What the task requires => Find the string "Editor" in the listing and report every line that has it.

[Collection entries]

============

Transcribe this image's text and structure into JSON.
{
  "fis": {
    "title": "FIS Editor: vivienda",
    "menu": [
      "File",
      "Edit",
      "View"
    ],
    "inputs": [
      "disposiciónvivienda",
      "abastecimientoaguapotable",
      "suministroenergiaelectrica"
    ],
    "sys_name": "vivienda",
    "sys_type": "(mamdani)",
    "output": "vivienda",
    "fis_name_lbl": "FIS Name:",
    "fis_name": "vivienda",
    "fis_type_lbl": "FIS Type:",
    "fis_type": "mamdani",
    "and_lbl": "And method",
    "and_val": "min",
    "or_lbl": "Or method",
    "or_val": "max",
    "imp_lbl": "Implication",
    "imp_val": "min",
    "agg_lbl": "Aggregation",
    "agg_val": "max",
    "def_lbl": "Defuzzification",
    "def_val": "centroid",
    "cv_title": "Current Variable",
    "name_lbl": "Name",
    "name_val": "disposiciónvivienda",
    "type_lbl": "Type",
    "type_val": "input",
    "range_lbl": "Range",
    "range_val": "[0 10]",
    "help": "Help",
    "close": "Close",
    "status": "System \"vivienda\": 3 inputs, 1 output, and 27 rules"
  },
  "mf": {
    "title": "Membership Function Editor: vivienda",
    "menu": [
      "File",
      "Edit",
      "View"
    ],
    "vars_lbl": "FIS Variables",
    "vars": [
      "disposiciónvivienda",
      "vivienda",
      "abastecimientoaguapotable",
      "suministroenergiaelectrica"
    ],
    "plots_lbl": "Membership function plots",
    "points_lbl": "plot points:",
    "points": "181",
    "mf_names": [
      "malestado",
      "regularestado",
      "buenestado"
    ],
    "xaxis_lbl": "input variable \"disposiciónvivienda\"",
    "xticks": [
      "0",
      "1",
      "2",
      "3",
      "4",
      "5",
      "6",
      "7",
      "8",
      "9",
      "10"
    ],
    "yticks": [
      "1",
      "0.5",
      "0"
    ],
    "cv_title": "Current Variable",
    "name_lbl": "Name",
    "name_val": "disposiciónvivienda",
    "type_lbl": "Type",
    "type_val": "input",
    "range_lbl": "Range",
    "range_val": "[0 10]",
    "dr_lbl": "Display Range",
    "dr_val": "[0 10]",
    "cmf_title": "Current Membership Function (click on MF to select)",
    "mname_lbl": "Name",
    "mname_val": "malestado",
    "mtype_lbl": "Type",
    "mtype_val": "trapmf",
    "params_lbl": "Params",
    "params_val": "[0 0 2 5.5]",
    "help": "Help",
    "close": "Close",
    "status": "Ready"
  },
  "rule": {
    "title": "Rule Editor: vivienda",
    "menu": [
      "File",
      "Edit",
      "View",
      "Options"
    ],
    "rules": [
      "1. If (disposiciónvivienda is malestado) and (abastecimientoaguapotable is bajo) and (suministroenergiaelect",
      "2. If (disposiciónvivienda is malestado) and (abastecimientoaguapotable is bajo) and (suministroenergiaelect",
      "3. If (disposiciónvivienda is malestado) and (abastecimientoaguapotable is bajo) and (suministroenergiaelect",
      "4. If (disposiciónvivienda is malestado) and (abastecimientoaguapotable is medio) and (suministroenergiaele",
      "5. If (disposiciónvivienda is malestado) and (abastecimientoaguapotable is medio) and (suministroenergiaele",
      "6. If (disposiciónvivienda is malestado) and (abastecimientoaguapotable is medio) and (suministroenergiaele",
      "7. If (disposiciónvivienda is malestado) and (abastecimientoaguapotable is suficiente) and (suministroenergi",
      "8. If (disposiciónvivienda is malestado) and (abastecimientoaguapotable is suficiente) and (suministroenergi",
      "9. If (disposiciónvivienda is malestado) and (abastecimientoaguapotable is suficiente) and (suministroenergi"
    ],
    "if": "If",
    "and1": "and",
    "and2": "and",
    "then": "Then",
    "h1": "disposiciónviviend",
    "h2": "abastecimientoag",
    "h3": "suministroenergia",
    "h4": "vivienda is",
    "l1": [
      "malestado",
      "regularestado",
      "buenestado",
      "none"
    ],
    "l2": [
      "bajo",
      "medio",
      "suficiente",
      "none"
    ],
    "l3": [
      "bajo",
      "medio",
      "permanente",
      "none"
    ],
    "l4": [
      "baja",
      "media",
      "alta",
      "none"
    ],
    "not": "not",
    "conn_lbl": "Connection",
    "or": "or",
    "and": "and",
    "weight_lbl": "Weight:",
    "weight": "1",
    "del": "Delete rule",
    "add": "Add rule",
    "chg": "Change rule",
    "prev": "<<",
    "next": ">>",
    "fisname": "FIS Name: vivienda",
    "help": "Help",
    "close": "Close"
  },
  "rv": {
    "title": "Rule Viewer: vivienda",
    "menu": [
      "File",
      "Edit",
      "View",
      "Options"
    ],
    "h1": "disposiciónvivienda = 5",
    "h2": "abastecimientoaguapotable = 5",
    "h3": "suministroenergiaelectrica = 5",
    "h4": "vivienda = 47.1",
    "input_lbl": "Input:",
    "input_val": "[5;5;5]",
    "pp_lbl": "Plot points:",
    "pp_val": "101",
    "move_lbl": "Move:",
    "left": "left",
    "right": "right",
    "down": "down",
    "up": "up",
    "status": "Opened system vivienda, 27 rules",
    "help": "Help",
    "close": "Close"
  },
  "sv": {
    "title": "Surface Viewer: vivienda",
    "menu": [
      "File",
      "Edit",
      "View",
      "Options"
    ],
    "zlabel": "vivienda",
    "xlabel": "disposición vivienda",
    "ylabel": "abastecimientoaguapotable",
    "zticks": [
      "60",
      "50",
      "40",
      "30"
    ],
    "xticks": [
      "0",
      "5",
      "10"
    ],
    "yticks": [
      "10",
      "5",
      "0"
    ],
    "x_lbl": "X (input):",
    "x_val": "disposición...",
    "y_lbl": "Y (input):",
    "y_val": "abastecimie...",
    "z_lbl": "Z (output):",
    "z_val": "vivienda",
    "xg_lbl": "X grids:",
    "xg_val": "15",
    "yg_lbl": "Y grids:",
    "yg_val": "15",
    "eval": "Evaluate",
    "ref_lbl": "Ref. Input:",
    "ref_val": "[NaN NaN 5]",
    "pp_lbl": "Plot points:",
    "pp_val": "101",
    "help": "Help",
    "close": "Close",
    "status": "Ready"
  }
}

============

Final answer =>
    "title": "FIS Editor: vivienda",
    "title": "Membership Function Editor: vivienda",
    "title": "Rule Editor: vivienda",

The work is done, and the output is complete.